** Set exercise **
Find and return each line containing "写出程序员的第一行问候吧".

##### Input data #####

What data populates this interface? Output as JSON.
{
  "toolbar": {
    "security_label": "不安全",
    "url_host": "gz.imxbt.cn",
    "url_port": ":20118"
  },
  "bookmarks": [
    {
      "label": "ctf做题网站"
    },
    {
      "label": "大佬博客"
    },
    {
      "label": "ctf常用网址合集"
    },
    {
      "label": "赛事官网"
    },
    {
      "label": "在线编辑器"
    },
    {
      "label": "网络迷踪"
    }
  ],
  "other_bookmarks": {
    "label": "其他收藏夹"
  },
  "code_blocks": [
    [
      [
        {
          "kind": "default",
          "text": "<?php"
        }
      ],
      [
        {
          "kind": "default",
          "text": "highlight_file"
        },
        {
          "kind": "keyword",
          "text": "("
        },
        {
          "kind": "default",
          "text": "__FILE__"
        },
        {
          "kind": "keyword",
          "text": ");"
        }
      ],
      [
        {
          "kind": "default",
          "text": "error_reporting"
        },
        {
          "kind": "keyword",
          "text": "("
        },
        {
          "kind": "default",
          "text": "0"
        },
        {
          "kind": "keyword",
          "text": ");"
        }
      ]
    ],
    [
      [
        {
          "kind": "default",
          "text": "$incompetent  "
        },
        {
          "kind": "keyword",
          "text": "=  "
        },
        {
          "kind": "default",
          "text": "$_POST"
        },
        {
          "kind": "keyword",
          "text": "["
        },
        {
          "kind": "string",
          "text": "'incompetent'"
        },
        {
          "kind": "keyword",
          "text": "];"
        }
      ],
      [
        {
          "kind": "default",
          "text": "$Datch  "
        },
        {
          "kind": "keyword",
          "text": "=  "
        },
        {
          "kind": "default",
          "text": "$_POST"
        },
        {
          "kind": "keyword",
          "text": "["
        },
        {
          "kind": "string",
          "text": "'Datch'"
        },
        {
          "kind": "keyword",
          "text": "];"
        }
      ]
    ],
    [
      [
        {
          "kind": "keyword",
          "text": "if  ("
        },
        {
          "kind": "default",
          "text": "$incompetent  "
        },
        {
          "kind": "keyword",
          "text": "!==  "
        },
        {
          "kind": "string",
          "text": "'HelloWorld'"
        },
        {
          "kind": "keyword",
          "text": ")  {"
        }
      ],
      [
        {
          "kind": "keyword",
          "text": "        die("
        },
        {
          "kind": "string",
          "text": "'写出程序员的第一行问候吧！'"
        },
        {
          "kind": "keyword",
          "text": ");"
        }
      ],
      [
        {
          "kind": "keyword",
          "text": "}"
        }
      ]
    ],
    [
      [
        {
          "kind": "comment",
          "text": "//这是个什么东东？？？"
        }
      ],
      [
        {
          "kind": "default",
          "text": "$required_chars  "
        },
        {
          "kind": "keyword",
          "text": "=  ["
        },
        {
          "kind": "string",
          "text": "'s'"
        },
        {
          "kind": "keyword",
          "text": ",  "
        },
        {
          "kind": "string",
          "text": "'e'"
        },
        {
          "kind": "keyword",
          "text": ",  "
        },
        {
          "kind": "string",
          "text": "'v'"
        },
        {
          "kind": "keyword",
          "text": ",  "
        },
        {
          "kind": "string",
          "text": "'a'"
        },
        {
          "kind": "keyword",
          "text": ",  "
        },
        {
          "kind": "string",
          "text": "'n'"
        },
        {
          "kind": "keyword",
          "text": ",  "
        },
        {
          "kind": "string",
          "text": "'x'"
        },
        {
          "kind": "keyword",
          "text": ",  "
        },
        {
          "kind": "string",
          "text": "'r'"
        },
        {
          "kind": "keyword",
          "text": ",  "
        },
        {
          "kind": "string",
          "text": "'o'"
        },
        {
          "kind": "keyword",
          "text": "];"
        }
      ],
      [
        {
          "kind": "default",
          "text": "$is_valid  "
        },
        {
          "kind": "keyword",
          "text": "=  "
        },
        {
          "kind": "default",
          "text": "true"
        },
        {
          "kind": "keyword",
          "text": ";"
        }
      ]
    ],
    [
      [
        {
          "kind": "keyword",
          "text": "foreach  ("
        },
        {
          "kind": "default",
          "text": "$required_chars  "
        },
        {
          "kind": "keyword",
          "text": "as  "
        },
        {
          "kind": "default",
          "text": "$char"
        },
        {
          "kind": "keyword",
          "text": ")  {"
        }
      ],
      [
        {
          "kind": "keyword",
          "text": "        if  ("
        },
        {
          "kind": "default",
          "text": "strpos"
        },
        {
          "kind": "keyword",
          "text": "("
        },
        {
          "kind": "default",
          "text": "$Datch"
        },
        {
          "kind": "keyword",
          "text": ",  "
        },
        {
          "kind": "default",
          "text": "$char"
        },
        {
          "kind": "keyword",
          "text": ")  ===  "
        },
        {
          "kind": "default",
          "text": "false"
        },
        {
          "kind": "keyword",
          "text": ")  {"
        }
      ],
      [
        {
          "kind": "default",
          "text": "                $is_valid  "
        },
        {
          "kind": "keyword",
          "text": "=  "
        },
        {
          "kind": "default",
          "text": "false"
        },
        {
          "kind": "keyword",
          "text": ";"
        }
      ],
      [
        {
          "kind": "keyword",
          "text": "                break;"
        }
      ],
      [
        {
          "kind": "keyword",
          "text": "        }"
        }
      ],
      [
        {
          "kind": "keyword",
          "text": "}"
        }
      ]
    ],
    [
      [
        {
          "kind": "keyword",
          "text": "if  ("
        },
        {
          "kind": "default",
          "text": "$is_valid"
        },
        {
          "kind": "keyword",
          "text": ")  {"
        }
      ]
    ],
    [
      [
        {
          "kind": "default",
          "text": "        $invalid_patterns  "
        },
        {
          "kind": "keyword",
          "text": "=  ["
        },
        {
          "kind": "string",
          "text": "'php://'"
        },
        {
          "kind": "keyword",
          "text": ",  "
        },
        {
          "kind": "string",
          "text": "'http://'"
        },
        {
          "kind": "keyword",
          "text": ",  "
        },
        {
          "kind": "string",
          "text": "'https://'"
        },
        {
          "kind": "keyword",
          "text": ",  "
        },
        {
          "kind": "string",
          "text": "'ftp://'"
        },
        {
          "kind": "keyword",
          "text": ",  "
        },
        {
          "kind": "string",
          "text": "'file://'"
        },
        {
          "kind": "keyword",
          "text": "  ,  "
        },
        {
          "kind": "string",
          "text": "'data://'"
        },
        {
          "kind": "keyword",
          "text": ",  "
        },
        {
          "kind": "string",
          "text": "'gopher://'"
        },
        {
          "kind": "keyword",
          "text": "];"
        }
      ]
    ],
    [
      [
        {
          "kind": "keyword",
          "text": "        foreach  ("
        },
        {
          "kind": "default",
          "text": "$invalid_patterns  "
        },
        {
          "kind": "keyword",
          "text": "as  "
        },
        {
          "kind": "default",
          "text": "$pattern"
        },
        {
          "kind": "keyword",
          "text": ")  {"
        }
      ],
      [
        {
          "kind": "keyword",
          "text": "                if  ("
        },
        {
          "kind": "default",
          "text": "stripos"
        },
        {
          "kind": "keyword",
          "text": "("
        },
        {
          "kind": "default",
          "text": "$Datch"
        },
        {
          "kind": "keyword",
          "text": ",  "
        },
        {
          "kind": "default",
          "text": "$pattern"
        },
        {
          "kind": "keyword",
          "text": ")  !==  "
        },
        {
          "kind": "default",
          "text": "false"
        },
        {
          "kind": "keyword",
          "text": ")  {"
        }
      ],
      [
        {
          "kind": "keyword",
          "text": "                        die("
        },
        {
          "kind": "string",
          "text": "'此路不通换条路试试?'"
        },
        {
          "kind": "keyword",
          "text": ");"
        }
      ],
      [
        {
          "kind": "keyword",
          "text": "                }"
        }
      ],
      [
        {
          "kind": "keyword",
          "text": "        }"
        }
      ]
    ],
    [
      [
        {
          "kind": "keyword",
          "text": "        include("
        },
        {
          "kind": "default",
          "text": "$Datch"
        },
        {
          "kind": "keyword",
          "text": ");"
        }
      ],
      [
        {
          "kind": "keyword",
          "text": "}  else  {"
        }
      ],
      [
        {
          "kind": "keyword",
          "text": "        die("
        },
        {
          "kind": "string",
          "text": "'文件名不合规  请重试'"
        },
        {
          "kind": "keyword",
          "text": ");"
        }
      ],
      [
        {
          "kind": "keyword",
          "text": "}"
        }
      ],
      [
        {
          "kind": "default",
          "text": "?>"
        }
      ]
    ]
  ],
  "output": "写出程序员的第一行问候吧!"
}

#####

** Result **
          "text": "'写出程序员的第一行问候吧！'"
  "output": "写出程序员的第一行问候吧!"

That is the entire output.